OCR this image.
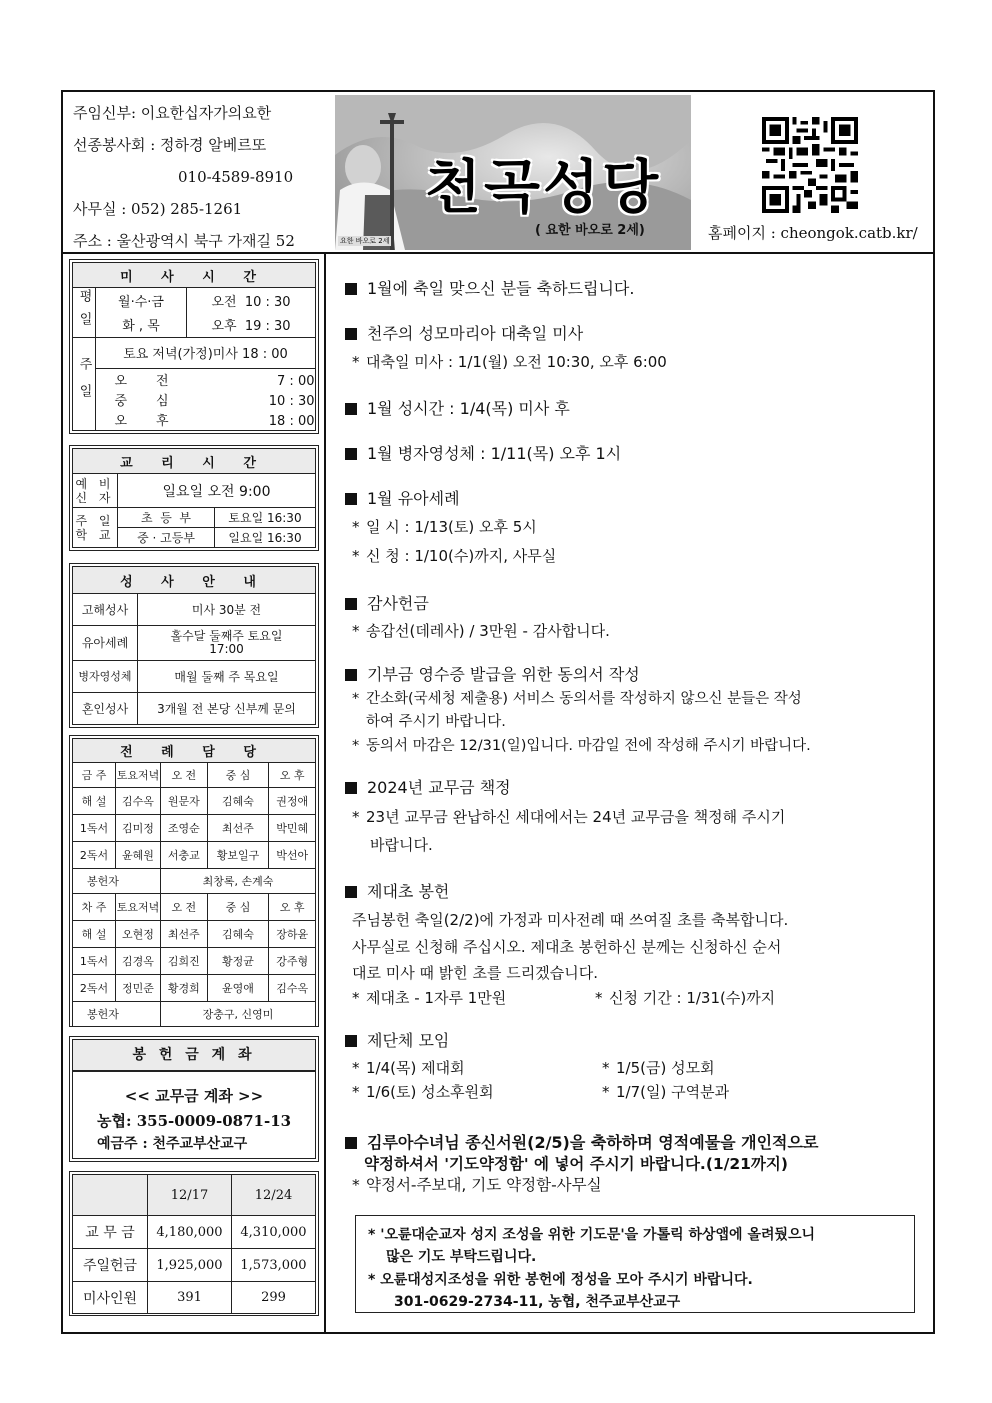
주임신부: 이요한십자가의요한
선종봉사회 : 정하경 알베르또
010-4589-8910
사무실 : 052) 285-1261
주소 : 울산광역시 북구 가재길 52
천곡성당
( 요한 바오로 2세)
요한 바오로 2세	홈페이지 : cheongok.catb.kr/
미 사 시 간		
평일	월·수·금	오전  10 : 30
	화 , 목	오후  19 : 30
주일	토요 저녁(가정)미사 18 : 00	
	오       전 7 : 00	
	중       심 10 : 30	
	오       후 18 : 00	
교 리 시 간		
예 비 신 자	일요일 오전 9:00	
주 일 학 교	초  등  부	토요일 16:30
	중 · 고등부	일요일 16:30
성 사 안 내	
고해성사	미사 30분 전
유아세례	홀수달 둘째주 토요일 17:00
병자영성체	매월 둘째 주 목요일
혼인성사	3개월 전 본당 신부께 문의
전 례 담 당				
금 주	토요저녁	오 전	중 심	오 후
해 설	김수옥	원문자	김혜숙	권정애
1독서	김미정	조영순	최선주	박민혜
2독서	윤혜원	서충교	황보일구	박선아
봉헌자		최창록, 손계숙		
차 주	토요저녁	오 전	중 심	오 후
해 설	오현정	최선주	김혜숙	장하윤
1독서	김경옥	김희진	황정균	강주형
2독서	정민준	황경희	윤영애	김수옥
봉헌자		장충구, 신영미		
봉 헌 금 계 좌
<< 교무금 계좌 >>
농협: 355-0009-0871-13
예금주 : 천주교부산교구
	12/17	12/24
교 무 금	4,180,000	4,310,000
주일헌금	1,925,000	1,573,000
미사인원	391	299
1월에 축일 맞으신 분들 축하드립니다.
천주의 성모마리아 대축일 미사
* 대축일 미사 : 1/1(월) 오전 10:30, 오후 6:00
1월 성시간 : 1/4(목) 미사 후
1월 병자영성체 : 1/11(목) 오후 1시
1월 유아세례
* 일 시 : 1/13(토) 오후 5시
* 신 청 : 1/10(수)까지, 사무실
감사헌금
* 송갑선(데레사) / 3만원 - 감사합니다.
기부금 영수증 발급을 위한 동의서 작성
* 간소화(국세청 제출용) 서비스 동의서를 작성하지 않으신 분들은 작성
하여 주시기 바랍니다.
* 동의서 마감은 12/31(일)입니다. 마감일 전에 작성해 주시기 바랍니다.
2024년 교무금 책정
* 23년 교무금 완납하신 세대에서는 24년 교무금을 책정해 주시기
바랍니다.
제대초 봉헌
주님봉헌 축일(2/2)에 가정과 미사전례 때 쓰여질 초를 축복합니다.
사무실로 신청해 주십시오. 제대초 봉헌하신 분께는 신청하신 순서
대로 미사 때 밝힌 초를 드리겠습니다.
* 제대초 - 1자루 1만원	* 신청 기간 : 1/31(수)까지
제단체 모임
* 1/4(목) 제대회	* 1/5(금) 성모회
* 1/6(토) 성소후원회	* 1/7(일) 구역분과
김루아수녀님 종신서원(2/5)을 축하하며 영적예물을 개인적으로
약정하셔서 '기도약정함' 에 넣어 주시기 바랍니다.(1/21까지)
* 약정서-주보대, 기도 약정함-사무실
* '오륜대순교자 성지 조성을 위한 기도문'을 가톨릭 하상앱에 올려뒀으니
많은 기도 부탁드립니다.
* 오륜대성지조성을 위한 봉헌에 정성을 모아 주시기 바랍니다.
301-0629-2734-11, 농협, 천주교부산교구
__________
> Problem requirements
Make an exact copy of all entries above, dropping the images.

> Reply
OCR this image.
주임신부: 이요한십자가의요한
선종봉사회 : 정하경 알베르또
010-4589-8910
사무실 : 052) 285-1261
주소 : 울산광역시 북구 가재길 52
천곡성당
( 요한 바오로 2세)
요한 바오로 2세	홈페이지 : cheongok.catb.kr/
미 사 시 간		
평일	월·수·금	오전  10 : 30
	화 , 목	오후  19 : 30
주일	토요 저녁(가정)미사 18 : 00	
	오       전 7 : 00	
	중       심 10 : 30	
	오       후 18 : 00	
교 리 시 간		
예 비 신 자	일요일 오전 9:00	
주 일 학 교	초  등  부	토요일 16:30
	중 · 고등부	일요일 16:30
성 사 안 내	
고해성사	미사 30분 전
유아세례	홀수달 둘째주 토요일 17:00
병자영성체	매월 둘째 주 목요일
혼인성사	3개월 전 본당 신부께 문의
전 례 담 당				
금 주	토요저녁	오 전	중 심	오 후
해 설	김수옥	원문자	김혜숙	권정애
1독서	김미정	조영순	최선주	박민혜
2독서	윤혜원	서충교	황보일구	박선아
봉헌자		최창록, 손계숙		
차 주	토요저녁	오 전	중 심	오 후
해 설	오현정	최선주	김혜숙	장하윤
1독서	김경옥	김희진	황정균	강주형
2독서	정민준	황경희	윤영애	김수옥
봉헌자		장충구, 신영미		
봉 헌 금 계 좌
<< 교무금 계좌 >>
농협: 355-0009-0871-13
예금주 : 천주교부산교구
	12/17	12/24
교 무 금	4,180,000	4,310,000
주일헌금	1,925,000	1,573,000
미사인원	391	299
1월에 축일 맞으신 분들 축하드립니다.
천주의 성모마리아 대축일 미사
* 대축일 미사 : 1/1(월) 오전 10:30, 오후 6:00
1월 성시간 : 1/4(목) 미사 후
1월 병자영성체 : 1/11(목) 오후 1시
1월 유아세례
* 일 시 : 1/13(토) 오후 5시
* 신 청 : 1/10(수)까지, 사무실
감사헌금
* 송갑선(데레사) / 3만원 - 감사합니다.
기부금 영수증 발급을 위한 동의서 작성
* 간소화(국세청 제출용) 서비스 동의서를 작성하지 않으신 분들은 작성
하여 주시기 바랍니다.
* 동의서 마감은 12/31(일)입니다. 마감일 전에 작성해 주시기 바랍니다.
2024년 교무금 책정
* 23년 교무금 완납하신 세대에서는 24년 교무금을 책정해 주시기
바랍니다.
제대초 봉헌
주님봉헌 축일(2/2)에 가정과 미사전례 때 쓰여질 초를 축복합니다.
사무실로 신청해 주십시오. 제대초 봉헌하신 분께는 신청하신 순서
대로 미사 때 밝힌 초를 드리겠습니다.
* 제대초 - 1자루 1만원	* 신청 기간 : 1/31(수)까지
제단체 모임
* 1/4(목) 제대회	* 1/5(금) 성모회
* 1/6(토) 성소후원회	* 1/7(일) 구역분과
김루아수녀님 종신서원(2/5)을 축하하며 영적예물을 개인적으로
약정하셔서 '기도약정함' 에 넣어 주시기 바랍니다.(1/21까지)
* 약정서-주보대, 기도 약정함-사무실
* '오륜대순교자 성지 조성을 위한 기도문'을 가톨릭 하상앱에 올려뒀으니
많은 기도 부탁드립니다.
* 오륜대성지조성을 위한 봉헌에 정성을 모아 주시기 바랍니다.
301-0629-2734-11, 농협, 천주교부산교구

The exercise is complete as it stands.